> PROBLEM TO SOLVE
Where a line in the listing contains the string "this", copy that line out.

> PROVIDED DATA

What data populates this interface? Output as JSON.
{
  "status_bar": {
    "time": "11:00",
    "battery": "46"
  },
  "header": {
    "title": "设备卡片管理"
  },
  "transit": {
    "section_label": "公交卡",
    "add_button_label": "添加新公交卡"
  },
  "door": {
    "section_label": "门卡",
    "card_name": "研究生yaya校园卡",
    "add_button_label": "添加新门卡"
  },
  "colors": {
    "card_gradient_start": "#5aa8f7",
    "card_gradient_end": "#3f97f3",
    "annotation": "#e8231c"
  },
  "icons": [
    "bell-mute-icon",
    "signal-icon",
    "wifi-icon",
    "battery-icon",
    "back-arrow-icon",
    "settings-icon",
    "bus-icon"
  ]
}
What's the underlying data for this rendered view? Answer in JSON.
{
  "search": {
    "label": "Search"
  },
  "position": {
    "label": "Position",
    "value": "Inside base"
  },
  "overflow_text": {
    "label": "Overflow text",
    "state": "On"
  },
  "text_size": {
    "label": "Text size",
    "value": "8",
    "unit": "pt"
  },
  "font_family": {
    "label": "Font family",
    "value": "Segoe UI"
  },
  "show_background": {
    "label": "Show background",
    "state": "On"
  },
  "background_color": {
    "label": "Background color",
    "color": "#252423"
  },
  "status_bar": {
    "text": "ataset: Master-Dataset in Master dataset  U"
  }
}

> ANSWER BELOW
What data populates this interface? Output as JSON.
What's the underlying data for this rendered view? Answer in JSON.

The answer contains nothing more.